DATASET ENTRIES.
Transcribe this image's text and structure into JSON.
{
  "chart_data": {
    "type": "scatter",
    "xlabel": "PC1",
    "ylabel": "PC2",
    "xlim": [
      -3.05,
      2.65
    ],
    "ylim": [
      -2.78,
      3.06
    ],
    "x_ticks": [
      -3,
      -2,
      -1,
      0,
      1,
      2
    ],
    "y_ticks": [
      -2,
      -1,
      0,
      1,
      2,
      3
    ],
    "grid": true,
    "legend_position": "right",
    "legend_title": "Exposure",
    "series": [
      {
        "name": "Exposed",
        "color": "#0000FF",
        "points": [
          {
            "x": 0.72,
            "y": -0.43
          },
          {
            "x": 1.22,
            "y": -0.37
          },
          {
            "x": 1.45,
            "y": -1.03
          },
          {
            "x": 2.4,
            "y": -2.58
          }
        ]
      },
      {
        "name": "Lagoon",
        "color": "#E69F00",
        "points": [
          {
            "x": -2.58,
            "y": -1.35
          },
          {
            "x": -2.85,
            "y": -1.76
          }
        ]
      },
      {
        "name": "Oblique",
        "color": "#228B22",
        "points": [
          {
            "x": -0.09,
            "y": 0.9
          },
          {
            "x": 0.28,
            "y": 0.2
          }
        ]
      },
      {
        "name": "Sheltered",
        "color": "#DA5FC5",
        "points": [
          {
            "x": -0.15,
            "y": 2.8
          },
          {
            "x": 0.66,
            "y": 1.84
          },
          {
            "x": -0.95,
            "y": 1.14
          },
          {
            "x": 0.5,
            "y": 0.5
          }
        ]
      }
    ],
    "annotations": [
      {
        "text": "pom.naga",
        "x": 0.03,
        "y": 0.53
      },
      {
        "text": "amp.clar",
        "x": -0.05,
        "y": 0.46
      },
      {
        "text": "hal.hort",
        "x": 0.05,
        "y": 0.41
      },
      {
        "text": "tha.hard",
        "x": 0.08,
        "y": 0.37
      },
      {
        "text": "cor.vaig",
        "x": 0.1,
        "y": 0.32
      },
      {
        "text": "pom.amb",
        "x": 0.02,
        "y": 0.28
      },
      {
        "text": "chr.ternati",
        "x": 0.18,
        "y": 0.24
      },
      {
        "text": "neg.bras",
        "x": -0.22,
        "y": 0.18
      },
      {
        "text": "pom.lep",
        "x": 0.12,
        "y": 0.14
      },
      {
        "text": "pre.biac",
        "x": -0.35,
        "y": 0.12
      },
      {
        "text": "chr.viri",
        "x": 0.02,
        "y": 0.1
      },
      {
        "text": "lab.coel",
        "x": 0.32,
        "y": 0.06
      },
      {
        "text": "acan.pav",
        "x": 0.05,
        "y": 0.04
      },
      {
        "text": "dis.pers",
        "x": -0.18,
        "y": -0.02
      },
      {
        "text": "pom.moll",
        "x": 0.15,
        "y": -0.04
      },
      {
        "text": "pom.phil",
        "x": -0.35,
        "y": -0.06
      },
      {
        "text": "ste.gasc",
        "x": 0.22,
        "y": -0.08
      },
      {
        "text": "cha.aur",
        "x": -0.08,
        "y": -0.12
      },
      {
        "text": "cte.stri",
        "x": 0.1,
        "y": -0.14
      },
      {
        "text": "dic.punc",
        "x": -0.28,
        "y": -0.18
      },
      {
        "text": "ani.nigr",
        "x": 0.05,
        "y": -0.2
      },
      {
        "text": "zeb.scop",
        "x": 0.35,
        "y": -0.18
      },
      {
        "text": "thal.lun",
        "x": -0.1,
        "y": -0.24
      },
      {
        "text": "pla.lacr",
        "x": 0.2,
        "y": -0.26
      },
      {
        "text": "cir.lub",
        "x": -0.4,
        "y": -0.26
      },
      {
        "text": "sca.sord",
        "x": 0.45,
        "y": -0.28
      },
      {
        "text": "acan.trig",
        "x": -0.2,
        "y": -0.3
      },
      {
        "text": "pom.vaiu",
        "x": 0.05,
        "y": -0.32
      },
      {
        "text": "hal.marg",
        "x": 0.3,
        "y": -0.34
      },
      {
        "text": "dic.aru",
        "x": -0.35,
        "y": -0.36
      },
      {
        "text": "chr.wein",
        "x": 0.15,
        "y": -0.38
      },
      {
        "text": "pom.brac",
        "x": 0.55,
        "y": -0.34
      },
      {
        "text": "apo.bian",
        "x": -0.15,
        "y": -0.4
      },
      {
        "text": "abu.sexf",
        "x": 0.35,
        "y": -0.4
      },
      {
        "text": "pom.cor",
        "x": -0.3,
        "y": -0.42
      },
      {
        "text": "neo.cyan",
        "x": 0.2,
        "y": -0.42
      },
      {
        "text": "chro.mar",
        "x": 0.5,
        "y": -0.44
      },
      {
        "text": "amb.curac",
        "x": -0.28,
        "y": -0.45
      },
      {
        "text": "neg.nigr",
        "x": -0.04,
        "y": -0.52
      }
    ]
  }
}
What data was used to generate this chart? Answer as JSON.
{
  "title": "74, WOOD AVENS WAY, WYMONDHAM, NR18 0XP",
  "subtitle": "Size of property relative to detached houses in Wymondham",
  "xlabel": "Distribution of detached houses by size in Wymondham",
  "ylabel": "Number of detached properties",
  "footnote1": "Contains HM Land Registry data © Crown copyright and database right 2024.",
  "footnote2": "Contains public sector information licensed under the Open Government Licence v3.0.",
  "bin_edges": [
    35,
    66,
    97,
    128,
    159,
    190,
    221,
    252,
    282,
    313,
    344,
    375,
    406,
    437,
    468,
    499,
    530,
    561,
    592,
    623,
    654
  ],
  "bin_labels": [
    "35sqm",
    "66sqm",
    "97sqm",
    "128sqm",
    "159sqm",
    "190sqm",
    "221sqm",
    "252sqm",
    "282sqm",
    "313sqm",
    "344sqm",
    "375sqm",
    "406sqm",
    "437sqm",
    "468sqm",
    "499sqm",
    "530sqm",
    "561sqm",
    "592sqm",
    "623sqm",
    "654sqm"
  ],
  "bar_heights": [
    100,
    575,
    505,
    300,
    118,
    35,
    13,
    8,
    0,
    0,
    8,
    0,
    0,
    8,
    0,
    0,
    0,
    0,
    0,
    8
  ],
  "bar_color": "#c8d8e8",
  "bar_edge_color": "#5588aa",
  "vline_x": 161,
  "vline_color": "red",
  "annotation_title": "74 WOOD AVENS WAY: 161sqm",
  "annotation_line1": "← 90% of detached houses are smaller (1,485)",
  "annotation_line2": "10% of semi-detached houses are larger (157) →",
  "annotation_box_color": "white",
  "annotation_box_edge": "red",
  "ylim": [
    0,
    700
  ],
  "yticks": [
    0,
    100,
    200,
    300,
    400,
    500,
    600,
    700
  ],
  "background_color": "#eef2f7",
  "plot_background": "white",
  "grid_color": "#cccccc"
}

WHAT THE TASK REQUIRES. Can you give every line above again, exactly as written?

OUTPUT OF THE EXERCISE.
Transcribe this image's text and structure into JSON.
{
  "chart_data": {
    "type": "scatter",
    "xlabel": "PC1",
    "ylabel": "PC2",
    "xlim": [
      -3.05,
      2.65
    ],
    "ylim": [
      -2.78,
      3.06
    ],
    "x_ticks": [
      -3,
      -2,
      -1,
      0,
      1,
      2
    ],
    "y_ticks": [
      -2,
      -1,
      0,
      1,
      2,
      3
    ],
    "grid": true,
    "legend_position": "right",
    "legend_title": "Exposure",
    "series": [
      {
        "name": "Exposed",
        "color": "#0000FF",
        "points": [
          {
            "x": 0.72,
            "y": -0.43
          },
          {
            "x": 1.22,
            "y": -0.37
          },
          {
            "x": 1.45,
            "y": -1.03
          },
          {
            "x": 2.4,
            "y": -2.58
          }
        ]
      },
      {
        "name": "Lagoon",
        "color": "#E69F00",
        "points": [
          {
            "x": -2.58,
            "y": -1.35
          },
          {
            "x": -2.85,
            "y": -1.76
          }
        ]
      },
      {
        "name": "Oblique",
        "color": "#228B22",
        "points": [
          {
            "x": -0.09,
            "y": 0.9
          },
          {
            "x": 0.28,
            "y": 0.2
          }
        ]
      },
      {
        "name": "Sheltered",
        "color": "#DA5FC5",
        "points": [
          {
            "x": -0.15,
            "y": 2.8
          },
          {
            "x": 0.66,
            "y": 1.84
          },
          {
            "x": -0.95,
            "y": 1.14
          },
          {
            "x": 0.5,
            "y": 0.5
          }
        ]
      }
    ],
    "annotations": [
      {
        "text": "pom.naga",
        "x": 0.03,
        "y": 0.53
      },
      {
        "text": "amp.clar",
        "x": -0.05,
        "y": 0.46
      },
      {
        "text": "hal.hort",
        "x": 0.05,
        "y": 0.41
      },
      {
        "text": "tha.hard",
        "x": 0.08,
        "y": 0.37
      },
      {
        "text": "cor.vaig",
        "x": 0.1,
        "y": 0.32
      },
      {
        "text": "pom.amb",
        "x": 0.02,
        "y": 0.28
      },
      {
        "text": "chr.ternati",
        "x": 0.18,
        "y": 0.24
      },
      {
        "text": "neg.bras",
        "x": -0.22,
        "y": 0.18
      },
      {
        "text": "pom.lep",
        "x": 0.12,
        "y": 0.14
      },
      {
        "text": "pre.biac",
        "x": -0.35,
        "y": 0.12
      },
      {
        "text": "chr.viri",
        "x": 0.02,
        "y": 0.1
      },
      {
        "text": "lab.coel",
        "x": 0.32,
        "y": 0.06
      },
      {
        "text": "acan.pav",
        "x": 0.05,
        "y": 0.04
      },
      {
        "text": "dis.pers",
        "x": -0.18,
        "y": -0.02
      },
      {
        "text": "pom.moll",
        "x": 0.15,
        "y": -0.04
      },
      {
        "text": "pom.phil",
        "x": -0.35,
        "y": -0.06
      },
      {
        "text": "ste.gasc",
        "x": 0.22,
        "y": -0.08
      },
      {
        "text": "cha.aur",
        "x": -0.08,
        "y": -0.12
      },
      {
        "text": "cte.stri",
        "x": 0.1,
        "y": -0.14
      },
      {
        "text": "dic.punc",
        "x": -0.28,
        "y": -0.18
      },
      {
        "text": "ani.nigr",
        "x": 0.05,
        "y": -0.2
      },
      {
        "text": "zeb.scop",
        "x": 0.35,
        "y": -0.18
      },
      {
        "text": "thal.lun",
        "x": -0.1,
        "y": -0.24
      },
      {
        "text": "pla.lacr",
        "x": 0.2,
        "y": -0.26
      },
      {
        "text": "cir.lub",
        "x": -0.4,
        "y": -0.26
      },
      {
        "text": "sca.sord",
        "x": 0.45,
        "y": -0.28
      },
      {
        "text": "acan.trig",
        "x": -0.2,
        "y": -0.3
      },
      {
        "text": "pom.vaiu",
        "x": 0.05,
        "y": -0.32
      },
      {
        "text": "hal.marg",
        "x": 0.3,
        "y": -0.34
      },
      {
        "text": "dic.aru",
        "x": -0.35,
        "y": -0.36
      },
      {
        "text": "chr.wein",
        "x": 0.15,
        "y": -0.38
      },
      {
        "text": "pom.brac",
        "x": 0.55,
        "y": -0.34
      },
      {
        "text": "apo.bian",
        "x": -0.15,
        "y": -0.4
      },
      {
        "text": "abu.sexf",
        "x": 0.35,
        "y": -0.4
      },
      {
        "text": "pom.cor",
        "x": -0.3,
        "y": -0.42
      },
      {
        "text": "neo.cyan",
        "x": 0.2,
        "y": -0.42
      },
      {
        "text": "chro.mar",
        "x": 0.5,
        "y": -0.44
      },
      {
        "text": "amb.curac",
        "x": -0.28,
        "y": -0.45
      },
      {
        "text": "neg.nigr",
        "x": -0.04,
        "y": -0.52
      }
    ]
  }
}
What data was used to generate this chart? Answer as JSON.
{
  "title": "74, WOOD AVENS WAY, WYMONDHAM, NR18 0XP",
  "subtitle": "Size of property relative to detached houses in Wymondham",
  "xlabel": "Distribution of detached houses by size in Wymondham",
  "ylabel": "Number of detached properties",
  "footnote1": "Contains HM Land Registry data © Crown copyright and database right 2024.",
  "footnote2": "Contains public sector information licensed under the Open Government Licence v3.0.",
  "bin_edges": [
    35,
    66,
    97,
    128,
    159,
    190,
    221,
    252,
    282,
    313,
    344,
    375,
    406,
    437,
    468,
    499,
    530,
    561,
    592,
    623,
    654
  ],
  "bin_labels": [
    "35sqm",
    "66sqm",
    "97sqm",
    "128sqm",
    "159sqm",
    "190sqm",
    "221sqm",
    "252sqm",
    "282sqm",
    "313sqm",
    "344sqm",
    "375sqm",
    "406sqm",
    "437sqm",
    "468sqm",
    "499sqm",
    "530sqm",
    "561sqm",
    "592sqm",
    "623sqm",
    "654sqm"
  ],
  "bar_heights": [
    100,
    575,
    505,
    300,
    118,
    35,
    13,
    8,
    0,
    0,
    8,
    0,
    0,
    8,
    0,
    0,
    0,
    0,
    0,
    8
  ],
  "bar_color": "#c8d8e8",
  "bar_edge_color": "#5588aa",
  "vline_x": 161,
  "vline_color": "red",
  "annotation_title": "74 WOOD AVENS WAY: 161sqm",
  "annotation_line1": "← 90% of detached houses are smaller (1,485)",
  "annotation_line2": "10% of semi-detached houses are larger (157) →",
  "annotation_box_color": "white",
  "annotation_box_edge": "red",
  "ylim": [
    0,
    700
  ],
  "yticks": [
    0,
    100,
    200,
    300,
    400,
    500,
    600,
    700
  ],
  "background_color": "#eef2f7",
  "plot_background": "white",
  "grid_color": "#cccccc"
}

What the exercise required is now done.